• [Work instruction A]:
List every distinct short-position percentage that the article on GLG betting against the AA attributes to GLG, giving each figure once.
• [Work instruction B]:
According to the article on GLG betting against the AA, at what price per share did the AA float?
• [Work instruction C]:
Duplicate the passage of the article on GLG betting against the AA that begins at the words "US investor AQR" and stops after "against the company.".

The AA is left on the roadside as hedge fund backer GLG ups its short position

Lucy White
The AA has seen revenues decline in recent years (Source: Flickr/Graham Richardson)

Breakdown agency the AA is finding itself increasingly abandoned by one of its original stock market backers, GLG Partners, as the hedge fund has upped its short position in the company.

GLG increased the percentage of shares it had shorted from 0.87 per cent to 1.52 per cent, as the AA's share price stalled last week after executive chairman Bob Mackenzie was fired for gross misconduct.

Read more: AA's share price slumps as it fires Bob Mackenzie for gross misconduct

But the AA has been trading below the 250p per share which it floated at three years ago for some time. GLG, which was one of the 10 cornerstone investors in the business, now seems to be making its money from betting against the AA.

Just days before Mackenzie was ousted, the hedge fund increased its short position from 0.87 per cent to 1.32 per cent. As the share price plummeted by 40.7p, GLG netted a tidy profit.

US investor AQR Capital Management also currently holds a short position of 1.01 per cent, while analysts at Liberum noted that the AA saw the largest build in short positions last week of any company on the London Stock Exchange.

Although the AA's recent troubles have made it a convenient time to short the company's shares, this is by no means the first time that GLG has gambled against the company.

Read more: AA scandal: Bob Mackenzie's son says his father resigned due to ill health and is in hospital

It had built up a 0.59 per cent short position by July 2015, when the share price was hovering at its peak of just over 400p. The largest position it ever held was 1.5 per cent in May this year, which it reduced to 1.41 per cent a couple of weeks later as the share price tumbled by 18.7p.

Since 2015, the hard shoulder saviour has seen its revenues decline. As of January this year, it was generating £933m.

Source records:
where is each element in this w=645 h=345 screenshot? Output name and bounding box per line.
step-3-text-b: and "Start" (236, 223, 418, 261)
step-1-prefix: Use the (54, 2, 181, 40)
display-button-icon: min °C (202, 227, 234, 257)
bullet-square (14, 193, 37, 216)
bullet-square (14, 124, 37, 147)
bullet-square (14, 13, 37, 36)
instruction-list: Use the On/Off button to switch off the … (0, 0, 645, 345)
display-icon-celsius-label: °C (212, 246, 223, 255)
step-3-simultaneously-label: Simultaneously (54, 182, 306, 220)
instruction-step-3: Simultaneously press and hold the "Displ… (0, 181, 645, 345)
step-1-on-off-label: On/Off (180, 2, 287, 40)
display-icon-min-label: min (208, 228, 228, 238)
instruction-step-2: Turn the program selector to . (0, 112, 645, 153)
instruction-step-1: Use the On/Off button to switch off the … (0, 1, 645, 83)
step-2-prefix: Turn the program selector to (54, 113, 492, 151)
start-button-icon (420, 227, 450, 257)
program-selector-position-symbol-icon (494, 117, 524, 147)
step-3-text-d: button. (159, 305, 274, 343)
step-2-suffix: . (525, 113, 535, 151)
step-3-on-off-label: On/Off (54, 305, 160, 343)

• [Solution A]:
0.87 per cent, 1.52 per cent, 1.32 per cent, 0.59 per cent, 1.5 per cent, 1.41 per cent

• [Solution B]:
The AA floated at 250p per share.

• [Solution C]:
US investor AQR Capital Management also currently holds a short position of 1.01 per cent, while analysts at Liberum noted that the AA saw the largest build in short positions last week of any company on the London Stock Exchange.

Although the AA's recent troubles have made it a convenient time to short the company's shares, this is by no means the first time that GLG has gambled against the company.